# [GIVEN PROBLEM]
The records that follow must be reproduced in full, exactly as written.

────

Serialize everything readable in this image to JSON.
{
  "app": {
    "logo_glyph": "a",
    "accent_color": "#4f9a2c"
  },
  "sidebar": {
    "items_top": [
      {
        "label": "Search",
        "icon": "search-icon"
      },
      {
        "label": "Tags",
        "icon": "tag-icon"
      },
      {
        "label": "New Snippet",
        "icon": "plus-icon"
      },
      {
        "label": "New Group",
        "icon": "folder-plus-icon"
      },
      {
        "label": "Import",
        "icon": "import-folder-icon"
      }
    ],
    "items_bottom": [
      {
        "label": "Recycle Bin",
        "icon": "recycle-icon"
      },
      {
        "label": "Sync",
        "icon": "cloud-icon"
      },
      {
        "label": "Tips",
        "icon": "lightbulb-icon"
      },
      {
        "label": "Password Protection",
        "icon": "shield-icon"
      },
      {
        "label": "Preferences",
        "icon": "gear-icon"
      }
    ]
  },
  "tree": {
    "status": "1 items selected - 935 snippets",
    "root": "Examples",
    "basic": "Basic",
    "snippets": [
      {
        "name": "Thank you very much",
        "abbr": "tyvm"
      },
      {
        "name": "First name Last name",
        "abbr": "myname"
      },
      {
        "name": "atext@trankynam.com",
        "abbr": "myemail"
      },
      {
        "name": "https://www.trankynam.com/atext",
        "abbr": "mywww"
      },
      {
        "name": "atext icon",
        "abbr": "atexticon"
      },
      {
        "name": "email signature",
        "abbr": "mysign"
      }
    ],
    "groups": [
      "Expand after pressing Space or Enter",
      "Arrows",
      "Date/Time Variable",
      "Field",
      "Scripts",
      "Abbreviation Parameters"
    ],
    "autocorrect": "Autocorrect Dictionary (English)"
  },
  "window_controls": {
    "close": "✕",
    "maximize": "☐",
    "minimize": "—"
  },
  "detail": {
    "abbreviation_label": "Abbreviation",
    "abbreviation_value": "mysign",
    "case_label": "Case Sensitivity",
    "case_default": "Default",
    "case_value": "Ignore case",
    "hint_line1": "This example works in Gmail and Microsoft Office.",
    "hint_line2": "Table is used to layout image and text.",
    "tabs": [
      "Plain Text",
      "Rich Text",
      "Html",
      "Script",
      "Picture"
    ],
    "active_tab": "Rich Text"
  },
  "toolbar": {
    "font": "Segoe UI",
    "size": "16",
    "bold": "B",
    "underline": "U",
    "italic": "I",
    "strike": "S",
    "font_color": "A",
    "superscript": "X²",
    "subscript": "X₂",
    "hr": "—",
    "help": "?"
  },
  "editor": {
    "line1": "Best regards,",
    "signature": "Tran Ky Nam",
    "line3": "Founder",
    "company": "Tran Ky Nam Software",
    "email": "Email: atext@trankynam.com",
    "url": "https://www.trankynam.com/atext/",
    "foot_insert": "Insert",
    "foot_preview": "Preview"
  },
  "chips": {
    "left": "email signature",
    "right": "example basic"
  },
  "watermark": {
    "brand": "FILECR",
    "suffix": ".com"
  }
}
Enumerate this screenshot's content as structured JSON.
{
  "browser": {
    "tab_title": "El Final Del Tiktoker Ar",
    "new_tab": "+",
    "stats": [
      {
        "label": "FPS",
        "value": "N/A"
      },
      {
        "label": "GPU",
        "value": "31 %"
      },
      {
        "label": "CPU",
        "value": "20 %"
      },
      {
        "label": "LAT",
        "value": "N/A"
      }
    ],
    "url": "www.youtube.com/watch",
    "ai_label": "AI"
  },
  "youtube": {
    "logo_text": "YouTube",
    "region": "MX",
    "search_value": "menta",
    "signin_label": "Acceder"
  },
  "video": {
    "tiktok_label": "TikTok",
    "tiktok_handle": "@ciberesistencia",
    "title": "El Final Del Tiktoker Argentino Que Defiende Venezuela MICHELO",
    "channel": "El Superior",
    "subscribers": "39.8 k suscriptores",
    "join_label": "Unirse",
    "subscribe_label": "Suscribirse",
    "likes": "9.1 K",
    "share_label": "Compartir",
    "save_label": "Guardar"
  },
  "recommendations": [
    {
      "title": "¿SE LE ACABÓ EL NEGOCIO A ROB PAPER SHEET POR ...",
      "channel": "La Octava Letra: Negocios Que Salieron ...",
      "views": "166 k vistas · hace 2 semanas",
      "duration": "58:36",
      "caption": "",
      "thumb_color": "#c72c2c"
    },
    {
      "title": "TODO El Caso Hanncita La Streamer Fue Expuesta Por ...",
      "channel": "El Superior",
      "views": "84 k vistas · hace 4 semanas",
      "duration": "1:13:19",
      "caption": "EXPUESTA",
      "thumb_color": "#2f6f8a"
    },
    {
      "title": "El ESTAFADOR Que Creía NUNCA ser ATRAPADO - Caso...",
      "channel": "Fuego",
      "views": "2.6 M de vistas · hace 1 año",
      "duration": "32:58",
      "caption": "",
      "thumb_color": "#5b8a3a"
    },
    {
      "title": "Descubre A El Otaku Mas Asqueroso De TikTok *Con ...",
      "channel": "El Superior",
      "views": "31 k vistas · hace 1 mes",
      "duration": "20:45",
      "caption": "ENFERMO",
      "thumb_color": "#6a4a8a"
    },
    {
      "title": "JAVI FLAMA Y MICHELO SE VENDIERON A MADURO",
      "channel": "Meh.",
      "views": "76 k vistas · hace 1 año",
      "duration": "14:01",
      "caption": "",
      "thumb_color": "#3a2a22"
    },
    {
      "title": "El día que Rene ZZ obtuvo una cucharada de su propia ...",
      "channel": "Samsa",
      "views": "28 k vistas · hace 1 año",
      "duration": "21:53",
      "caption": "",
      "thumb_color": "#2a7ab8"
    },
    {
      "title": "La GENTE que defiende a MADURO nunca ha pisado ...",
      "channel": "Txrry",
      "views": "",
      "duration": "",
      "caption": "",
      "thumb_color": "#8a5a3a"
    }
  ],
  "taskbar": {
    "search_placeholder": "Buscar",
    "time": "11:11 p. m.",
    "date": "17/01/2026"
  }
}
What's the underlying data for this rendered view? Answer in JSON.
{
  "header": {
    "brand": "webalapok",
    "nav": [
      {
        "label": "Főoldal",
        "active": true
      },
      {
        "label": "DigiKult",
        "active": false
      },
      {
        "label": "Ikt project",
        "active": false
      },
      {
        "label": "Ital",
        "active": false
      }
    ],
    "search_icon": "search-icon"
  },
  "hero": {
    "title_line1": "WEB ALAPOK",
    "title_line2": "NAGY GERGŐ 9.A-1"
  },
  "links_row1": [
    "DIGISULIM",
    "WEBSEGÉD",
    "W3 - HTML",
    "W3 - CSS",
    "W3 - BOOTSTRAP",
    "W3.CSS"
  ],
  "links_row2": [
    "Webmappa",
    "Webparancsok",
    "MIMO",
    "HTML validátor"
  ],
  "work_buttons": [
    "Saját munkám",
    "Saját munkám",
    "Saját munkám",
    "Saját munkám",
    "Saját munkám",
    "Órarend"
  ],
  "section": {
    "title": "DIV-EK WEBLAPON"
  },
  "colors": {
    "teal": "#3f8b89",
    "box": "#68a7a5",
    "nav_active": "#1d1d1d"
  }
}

────

# [TASK OUTPUT]
Serialize everything readable in this image to JSON.
{
  "app": {
    "logo_glyph": "a",
    "accent_color": "#4f9a2c"
  },
  "sidebar": {
    "items_top": [
      {
        "label": "Search",
        "icon": "search-icon"
      },
      {
        "label": "Tags",
        "icon": "tag-icon"
      },
      {
        "label": "New Snippet",
        "icon": "plus-icon"
      },
      {
        "label": "New Group",
        "icon": "folder-plus-icon"
      },
      {
        "label": "Import",
        "icon": "import-folder-icon"
      }
    ],
    "items_bottom": [
      {
        "label": "Recycle Bin",
        "icon": "recycle-icon"
      },
      {
        "label": "Sync",
        "icon": "cloud-icon"
      },
      {
        "label": "Tips",
        "icon": "lightbulb-icon"
      },
      {
        "label": "Password Protection",
        "icon": "shield-icon"
      },
      {
        "label": "Preferences",
        "icon": "gear-icon"
      }
    ]
  },
  "tree": {
    "status": "1 items selected - 935 snippets",
    "root": "Examples",
    "basic": "Basic",
    "snippets": [
      {
        "name": "Thank you very much",
        "abbr": "tyvm"
      },
      {
        "name": "First name Last name",
        "abbr": "myname"
      },
      {
        "name": "atext@trankynam.com",
        "abbr": "myemail"
      },
      {
        "name": "https://www.trankynam.com/atext",
        "abbr": "mywww"
      },
      {
        "name": "atext icon",
        "abbr": "atexticon"
      },
      {
        "name": "email signature",
        "abbr": "mysign"
      }
    ],
    "groups": [
      "Expand after pressing Space or Enter",
      "Arrows",
      "Date/Time Variable",
      "Field",
      "Scripts",
      "Abbreviation Parameters"
    ],
    "autocorrect": "Autocorrect Dictionary (English)"
  },
  "window_controls": {
    "close": "✕",
    "maximize": "☐",
    "minimize": "—"
  },
  "detail": {
    "abbreviation_label": "Abbreviation",
    "abbreviation_value": "mysign",
    "case_label": "Case Sensitivity",
    "case_default": "Default",
    "case_value": "Ignore case",
    "hint_line1": "This example works in Gmail and Microsoft Office.",
    "hint_line2": "Table is used to layout image and text.",
    "tabs": [
      "Plain Text",
      "Rich Text",
      "Html",
      "Script",
      "Picture"
    ],
    "active_tab": "Rich Text"
  },
  "toolbar": {
    "font": "Segoe UI",
    "size": "16",
    "bold": "B",
    "underline": "U",
    "italic": "I",
    "strike": "S",
    "font_color": "A",
    "superscript": "X²",
    "subscript": "X₂",
    "hr": "—",
    "help": "?"
  },
  "editor": {
    "line1": "Best regards,",
    "signature": "Tran Ky Nam",
    "line3": "Founder",
    "company": "Tran Ky Nam Software",
    "email": "Email: atext@trankynam.com",
    "url": "https://www.trankynam.com/atext/",
    "foot_insert": "Insert",
    "foot_preview": "Preview"
  },
  "chips": {
    "left": "email signature",
    "right": "example basic"
  },
  "watermark": {
    "brand": "FILECR",
    "suffix": ".com"
  }
}
Enumerate this screenshot's content as structured JSON.
{
  "browser": {
    "tab_title": "El Final Del Tiktoker Ar",
    "new_tab": "+",
    "stats": [
      {
        "label": "FPS",
        "value": "N/A"
      },
      {
        "label": "GPU",
        "value": "31 %"
      },
      {
        "label": "CPU",
        "value": "20 %"
      },
      {
        "label": "LAT",
        "value": "N/A"
      }
    ],
    "url": "www.youtube.com/watch",
    "ai_label": "AI"
  },
  "youtube": {
    "logo_text": "YouTube",
    "region": "MX",
    "search_value": "menta",
    "signin_label": "Acceder"
  },
  "video": {
    "tiktok_label": "TikTok",
    "tiktok_handle": "@ciberesistencia",
    "title": "El Final Del Tiktoker Argentino Que Defiende Venezuela MICHELO",
    "channel": "El Superior",
    "subscribers": "39.8 k suscriptores",
    "join_label": "Unirse",
    "subscribe_label": "Suscribirse",
    "likes": "9.1 K",
    "share_label": "Compartir",
    "save_label": "Guardar"
  },
  "recommendations": [
    {
      "title": "¿SE LE ACABÓ EL NEGOCIO A ROB PAPER SHEET POR ...",
      "channel": "La Octava Letra: Negocios Que Salieron ...",
      "views": "166 k vistas · hace 2 semanas",
      "duration": "58:36",
      "caption": "",
      "thumb_color": "#c72c2c"
    },
    {
      "title": "TODO El Caso Hanncita La Streamer Fue Expuesta Por ...",
      "channel": "El Superior",
      "views": "84 k vistas · hace 4 semanas",
      "duration": "1:13:19",
      "caption": "EXPUESTA",
      "thumb_color": "#2f6f8a"
    },
    {
      "title": "El ESTAFADOR Que Creía NUNCA ser ATRAPADO - Caso...",
      "channel": "Fuego",
      "views": "2.6 M de vistas · hace 1 año",
      "duration": "32:58",
      "caption": "",
      "thumb_color": "#5b8a3a"
    },
    {
      "title": "Descubre A El Otaku Mas Asqueroso De TikTok *Con ...",
      "channel": "El Superior",
      "views": "31 k vistas · hace 1 mes",
      "duration": "20:45",
      "caption": "ENFERMO",
      "thumb_color": "#6a4a8a"
    },
    {
      "title": "JAVI FLAMA Y MICHELO SE VENDIERON A MADURO",
      "channel": "Meh.",
      "views": "76 k vistas · hace 1 año",
      "duration": "14:01",
      "caption": "",
      "thumb_color": "#3a2a22"
    },
    {
      "title": "El día que Rene ZZ obtuvo una cucharada de su propia ...",
      "channel": "Samsa",
      "views": "28 k vistas · hace 1 año",
      "duration": "21:53",
      "caption": "",
      "thumb_color": "#2a7ab8"
    },
    {
      "title": "La GENTE que defiende a MADURO nunca ha pisado ...",
      "channel": "Txrry",
      "views": "",
      "duration": "",
      "caption": "",
      "thumb_color": "#8a5a3a"
    }
  ],
  "taskbar": {
    "search_placeholder": "Buscar",
    "time": "11:11 p. m.",
    "date": "17/01/2026"
  }
}
What's the underlying data for this rendered view? Answer in JSON.
{
  "header": {
    "brand": "webalapok",
    "nav": [
      {
        "label": "Főoldal",
        "active": true
      },
      {
        "label": "DigiKult",
        "active": false
      },
      {
        "label": "Ikt project",
        "active": false
      },
      {
        "label": "Ital",
        "active": false
      }
    ],
    "search_icon": "search-icon"
  },
  "hero": {
    "title_line1": "WEB ALAPOK",
    "title_line2": "NAGY GERGŐ 9.A-1"
  },
  "links_row1": [
    "DIGISULIM",
    "WEBSEGÉD",
    "W3 - HTML",
    "W3 - CSS",
    "W3 - BOOTSTRAP",
    "W3.CSS"
  ],
  "links_row2": [
    "Webmappa",
    "Webparancsok",
    "MIMO",
    "HTML validátor"
  ],
  "work_buttons": [
    "Saját munkám",
    "Saját munkám",
    "Saját munkám",
    "Saját munkám",
    "Saját munkám",
    "Órarend"
  ],
  "section": {
    "title": "DIV-EK WEBLAPON"
  },
  "colors": {
    "teal": "#3f8b89",
    "box": "#68a7a5",
    "nav_active": "#1d1d1d"
  }
}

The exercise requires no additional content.